STATED TASK> Copy each line below exactly and leave the pictures out.

·····

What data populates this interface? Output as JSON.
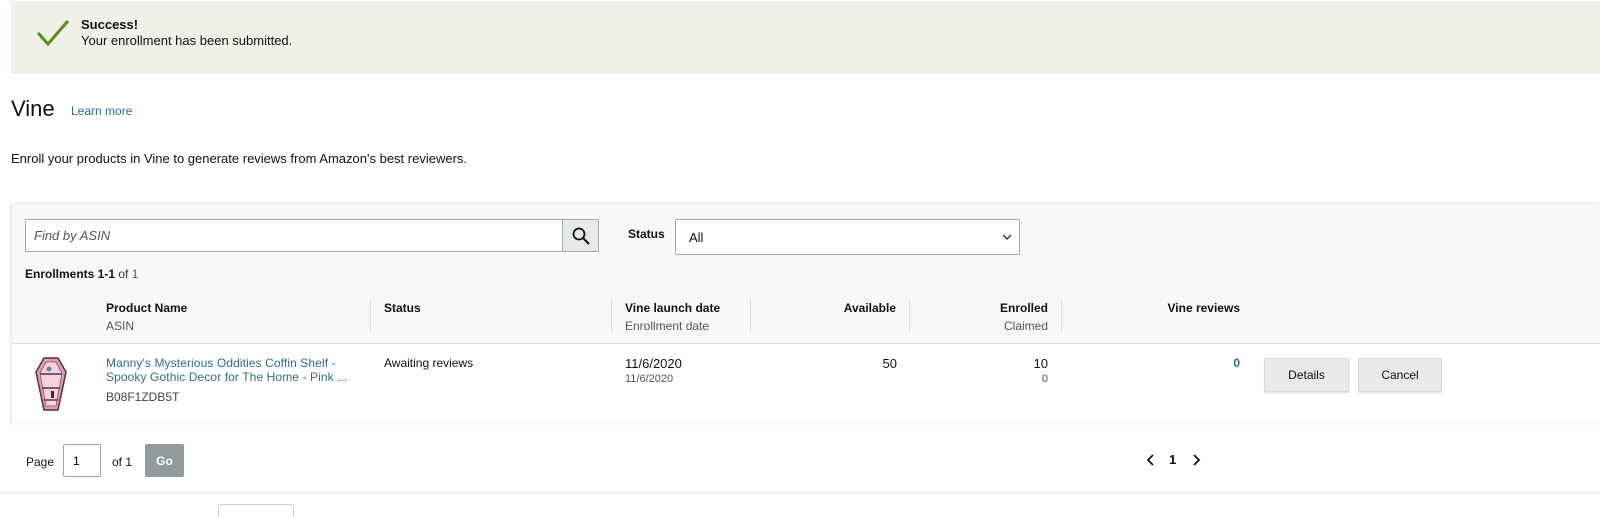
{
  "alert": {
    "title": "Success!",
    "message": "Your enrollment has been submitted.",
    "icon": "check-icon",
    "color": "#5a8c1e"
  },
  "header": {
    "title": "Vine",
    "learn_more": "Learn more",
    "intro": "Enroll your products in Vine to generate reviews from Amazon's best reviewers."
  },
  "filters": {
    "search_placeholder": "Find by ASIN",
    "search_icon": "search-icon",
    "status_label": "Status",
    "status_value": "All"
  },
  "count": {
    "prefix": "Enrollments 1-1",
    "of": "of",
    "total": "1"
  },
  "columns": {
    "product_name": "Product Name",
    "asin": "ASIN",
    "status": "Status",
    "vine_launch_date": "Vine launch date",
    "enrollment_date": "Enrollment date",
    "available": "Available",
    "enrolled": "Enrolled",
    "claimed": "Claimed",
    "vine_reviews": "Vine reviews"
  },
  "rows": [
    {
      "product_name": "Manny's Mysterious Oddities Coffin Shelf - Spooky Gothic Decor for The Home - Pink ...",
      "asin": "B08F1ZDB5T",
      "status": "Awaiting reviews",
      "vine_launch_date": "11/6/2020",
      "enrollment_date": "11/6/2020",
      "available": "50",
      "enrolled": "10",
      "claimed": "0",
      "vine_reviews": "0",
      "details_label": "Details",
      "cancel_label": "Cancel"
    }
  ],
  "pagination": {
    "page_label": "Page",
    "page_value": "1",
    "of_label": "of 1",
    "go_label": "Go",
    "current": "1"
  },
  "colors": {
    "link": "#2d6e86",
    "alert_bg": "#eff1e9",
    "go_button": "#8f9b9c"
  }
}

·····

COMPLETE OUTPUT>
What data populates this interface? Output as JSON.
{
  "alert": {
    "title": "Success!",
    "message": "Your enrollment has been submitted.",
    "icon": "check-icon",
    "color": "#5a8c1e"
  },
  "header": {
    "title": "Vine",
    "learn_more": "Learn more",
    "intro": "Enroll your products in Vine to generate reviews from Amazon's best reviewers."
  },
  "filters": {
    "search_placeholder": "Find by ASIN",
    "search_icon": "search-icon",
    "status_label": "Status",
    "status_value": "All"
  },
  "count": {
    "prefix": "Enrollments 1-1",
    "of": "of",
    "total": "1"
  },
  "columns": {
    "product_name": "Product Name",
    "asin": "ASIN",
    "status": "Status",
    "vine_launch_date": "Vine launch date",
    "enrollment_date": "Enrollment date",
    "available": "Available",
    "enrolled": "Enrolled",
    "claimed": "Claimed",
    "vine_reviews": "Vine reviews"
  },
  "rows": [
    {
      "product_name": "Manny's Mysterious Oddities Coffin Shelf - Spooky Gothic Decor for The Home - Pink ...",
      "asin": "B08F1ZDB5T",
      "status": "Awaiting reviews",
      "vine_launch_date": "11/6/2020",
      "enrollment_date": "11/6/2020",
      "available": "50",
      "enrolled": "10",
      "claimed": "0",
      "vine_reviews": "0",
      "details_label": "Details",
      "cancel_label": "Cancel"
    }
  ],
  "pagination": {
    "page_label": "Page",
    "page_value": "1",
    "of_label": "of 1",
    "go_label": "Go",
    "current": "1"
  },
  "colors": {
    "link": "#2d6e86",
    "alert_bg": "#eff1e9",
    "go_button": "#8f9b9c"
  }
}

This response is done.